● **Problem statement**
Gather every line of the records that contains the string "华经情报网".

(Element region listings)
..........

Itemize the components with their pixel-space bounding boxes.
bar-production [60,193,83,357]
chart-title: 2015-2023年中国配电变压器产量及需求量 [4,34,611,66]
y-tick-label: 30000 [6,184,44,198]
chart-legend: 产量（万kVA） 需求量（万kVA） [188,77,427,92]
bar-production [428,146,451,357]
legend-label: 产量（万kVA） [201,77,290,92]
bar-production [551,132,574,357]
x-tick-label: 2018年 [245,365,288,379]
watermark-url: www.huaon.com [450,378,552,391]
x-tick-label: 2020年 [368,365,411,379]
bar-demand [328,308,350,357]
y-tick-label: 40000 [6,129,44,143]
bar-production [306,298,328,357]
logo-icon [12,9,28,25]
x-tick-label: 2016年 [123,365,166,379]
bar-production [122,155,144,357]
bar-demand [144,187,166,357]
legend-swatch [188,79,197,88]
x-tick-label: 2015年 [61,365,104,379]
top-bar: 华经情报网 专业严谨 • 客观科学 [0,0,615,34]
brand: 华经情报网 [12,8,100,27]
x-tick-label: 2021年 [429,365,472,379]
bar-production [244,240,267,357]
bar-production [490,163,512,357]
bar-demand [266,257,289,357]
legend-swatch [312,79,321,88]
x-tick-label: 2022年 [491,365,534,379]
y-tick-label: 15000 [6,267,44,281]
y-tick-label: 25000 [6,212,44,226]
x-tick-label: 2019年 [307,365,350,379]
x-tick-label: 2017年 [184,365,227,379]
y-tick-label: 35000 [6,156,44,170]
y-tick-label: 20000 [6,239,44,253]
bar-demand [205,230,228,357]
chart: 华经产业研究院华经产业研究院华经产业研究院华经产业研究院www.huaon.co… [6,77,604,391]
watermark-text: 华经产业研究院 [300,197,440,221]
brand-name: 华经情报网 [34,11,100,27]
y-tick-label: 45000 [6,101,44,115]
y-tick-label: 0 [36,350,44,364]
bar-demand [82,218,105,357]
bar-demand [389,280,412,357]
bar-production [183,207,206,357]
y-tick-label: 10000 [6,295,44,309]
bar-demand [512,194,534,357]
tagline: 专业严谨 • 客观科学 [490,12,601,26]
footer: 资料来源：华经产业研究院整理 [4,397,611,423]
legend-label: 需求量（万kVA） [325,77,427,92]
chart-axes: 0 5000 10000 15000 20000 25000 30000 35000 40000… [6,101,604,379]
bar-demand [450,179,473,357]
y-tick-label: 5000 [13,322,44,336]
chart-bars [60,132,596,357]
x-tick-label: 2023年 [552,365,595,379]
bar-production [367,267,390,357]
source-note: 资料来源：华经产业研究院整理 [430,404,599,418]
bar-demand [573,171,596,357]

..........

● **Output below**
top-bar: 华经情报网 专业严谨 • 客观科学 [0,0,615,34]
brand: 华经情报网 [12,8,100,27]
brand-name: 华经情报网 [34,11,100,27]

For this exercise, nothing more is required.